Please return the full listing below without altering anything.

○ ○ ○ ○

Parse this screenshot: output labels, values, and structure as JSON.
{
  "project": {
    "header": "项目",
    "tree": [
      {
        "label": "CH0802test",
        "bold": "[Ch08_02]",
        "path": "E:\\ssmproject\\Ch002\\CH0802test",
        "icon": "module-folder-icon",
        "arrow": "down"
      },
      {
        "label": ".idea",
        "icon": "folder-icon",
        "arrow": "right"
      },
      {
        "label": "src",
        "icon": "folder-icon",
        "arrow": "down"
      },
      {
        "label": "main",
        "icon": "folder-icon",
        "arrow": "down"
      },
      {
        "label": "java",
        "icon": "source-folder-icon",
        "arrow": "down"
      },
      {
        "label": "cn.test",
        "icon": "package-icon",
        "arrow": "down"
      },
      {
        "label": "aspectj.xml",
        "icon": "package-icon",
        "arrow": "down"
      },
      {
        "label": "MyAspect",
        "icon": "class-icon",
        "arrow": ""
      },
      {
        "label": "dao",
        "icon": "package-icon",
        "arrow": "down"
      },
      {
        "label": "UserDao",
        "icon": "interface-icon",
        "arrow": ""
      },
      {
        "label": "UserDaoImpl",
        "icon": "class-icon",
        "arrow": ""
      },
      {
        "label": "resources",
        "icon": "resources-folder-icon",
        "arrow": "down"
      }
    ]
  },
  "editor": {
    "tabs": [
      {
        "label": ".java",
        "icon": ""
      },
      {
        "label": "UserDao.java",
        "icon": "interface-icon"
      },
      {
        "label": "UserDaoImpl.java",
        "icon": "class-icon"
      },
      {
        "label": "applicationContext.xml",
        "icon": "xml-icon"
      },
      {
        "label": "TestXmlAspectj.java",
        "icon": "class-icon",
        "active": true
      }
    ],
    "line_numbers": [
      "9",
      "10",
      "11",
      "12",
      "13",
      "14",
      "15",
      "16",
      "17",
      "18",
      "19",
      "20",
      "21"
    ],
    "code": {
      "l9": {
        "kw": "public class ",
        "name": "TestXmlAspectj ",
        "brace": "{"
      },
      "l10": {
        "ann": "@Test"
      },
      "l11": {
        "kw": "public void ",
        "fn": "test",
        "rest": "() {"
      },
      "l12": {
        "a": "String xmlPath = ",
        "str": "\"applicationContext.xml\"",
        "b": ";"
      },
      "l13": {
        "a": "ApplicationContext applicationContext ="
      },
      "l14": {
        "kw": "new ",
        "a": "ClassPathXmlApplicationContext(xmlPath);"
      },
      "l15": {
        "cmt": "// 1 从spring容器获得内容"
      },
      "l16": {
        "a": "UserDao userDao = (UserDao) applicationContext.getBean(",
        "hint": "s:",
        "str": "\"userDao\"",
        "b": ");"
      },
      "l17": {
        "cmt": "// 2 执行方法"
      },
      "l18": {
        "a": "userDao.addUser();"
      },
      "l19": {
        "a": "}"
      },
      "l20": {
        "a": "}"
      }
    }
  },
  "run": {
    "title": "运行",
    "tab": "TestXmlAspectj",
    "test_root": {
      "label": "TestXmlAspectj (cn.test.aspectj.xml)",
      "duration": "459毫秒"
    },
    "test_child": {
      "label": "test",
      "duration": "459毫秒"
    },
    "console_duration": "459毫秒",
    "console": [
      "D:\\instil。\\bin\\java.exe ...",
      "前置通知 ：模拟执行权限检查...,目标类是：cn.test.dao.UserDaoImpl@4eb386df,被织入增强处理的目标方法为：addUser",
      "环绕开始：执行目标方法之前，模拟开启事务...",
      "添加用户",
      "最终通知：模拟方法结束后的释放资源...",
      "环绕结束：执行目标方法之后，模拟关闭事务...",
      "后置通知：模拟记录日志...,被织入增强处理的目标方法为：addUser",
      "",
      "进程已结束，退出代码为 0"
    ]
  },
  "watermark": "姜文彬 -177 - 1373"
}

○ ○ ○ ○

## Result of this exercise:
Parse this screenshot: output labels, values, and structure as JSON.
{
  "project": {
    "header": "项目",
    "tree": [
      {
        "label": "CH0802test",
        "bold": "[Ch08_02]",
        "path": "E:\\ssmproject\\Ch002\\CH0802test",
        "icon": "module-folder-icon",
        "arrow": "down"
      },
      {
        "label": ".idea",
        "icon": "folder-icon",
        "arrow": "right"
      },
      {
        "label": "src",
        "icon": "folder-icon",
        "arrow": "down"
      },
      {
        "label": "main",
        "icon": "folder-icon",
        "arrow": "down"
      },
      {
        "label": "java",
        "icon": "source-folder-icon",
        "arrow": "down"
      },
      {
        "label": "cn.test",
        "icon": "package-icon",
        "arrow": "down"
      },
      {
        "label": "aspectj.xml",
        "icon": "package-icon",
        "arrow": "down"
      },
      {
        "label": "MyAspect",
        "icon": "class-icon",
        "arrow": ""
      },
      {
        "label": "dao",
        "icon": "package-icon",
        "arrow": "down"
      },
      {
        "label": "UserDao",
        "icon": "interface-icon",
        "arrow": ""
      },
      {
        "label": "UserDaoImpl",
        "icon": "class-icon",
        "arrow": ""
      },
      {
        "label": "resources",
        "icon": "resources-folder-icon",
        "arrow": "down"
      }
    ]
  },
  "editor": {
    "tabs": [
      {
        "label": ".java",
        "icon": ""
      },
      {
        "label": "UserDao.java",
        "icon": "interface-icon"
      },
      {
        "label": "UserDaoImpl.java",
        "icon": "class-icon"
      },
      {
        "label": "applicationContext.xml",
        "icon": "xml-icon"
      },
      {
        "label": "TestXmlAspectj.java",
        "icon": "class-icon",
        "active": true
      }
    ],
    "line_numbers": [
      "9",
      "10",
      "11",
      "12",
      "13",
      "14",
      "15",
      "16",
      "17",
      "18",
      "19",
      "20",
      "21"
    ],
    "code": {
      "l9": {
        "kw": "public class ",
        "name": "TestXmlAspectj ",
        "brace": "{"
      },
      "l10": {
        "ann": "@Test"
      },
      "l11": {
        "kw": "public void ",
        "fn": "test",
        "rest": "() {"
      },
      "l12": {
        "a": "String xmlPath = ",
        "str": "\"applicationContext.xml\"",
        "b": ";"
      },
      "l13": {
        "a": "ApplicationContext applicationContext ="
      },
      "l14": {
        "kw": "new ",
        "a": "ClassPathXmlApplicationContext(xmlPath);"
      },
      "l15": {
        "cmt": "// 1 从spring容器获得内容"
      },
      "l16": {
        "a": "UserDao userDao = (UserDao) applicationContext.getBean(",
        "hint": "s:",
        "str": "\"userDao\"",
        "b": ");"
      },
      "l17": {
        "cmt": "// 2 执行方法"
      },
      "l18": {
        "a": "userDao.addUser();"
      },
      "l19": {
        "a": "}"
      },
      "l20": {
        "a": "}"
      }
    }
  },
  "run": {
    "title": "运行",
    "tab": "TestXmlAspectj",
    "test_root": {
      "label": "TestXmlAspectj (cn.test.aspectj.xml)",
      "duration": "459毫秒"
    },
    "test_child": {
      "label": "test",
      "duration": "459毫秒"
    },
    "console_duration": "459毫秒",
    "console": [
      "D:\\instil。\\bin\\java.exe ...",
      "前置通知 ：模拟执行权限检查...,目标类是：cn.test.dao.UserDaoImpl@4eb386df,被织入增强处理的目标方法为：addUser",
      "环绕开始：执行目标方法之前，模拟开启事务...",
      "添加用户",
      "最终通知：模拟方法结束后的释放资源...",
      "环绕结束：执行目标方法之后，模拟关闭事务...",
      "后置通知：模拟记录日志...,被织入增强处理的目标方法为：addUser",
      "",
      "进程已结束，退出代码为 0"
    ]
  },
  "watermark": "姜文彬 -177 - 1373"
}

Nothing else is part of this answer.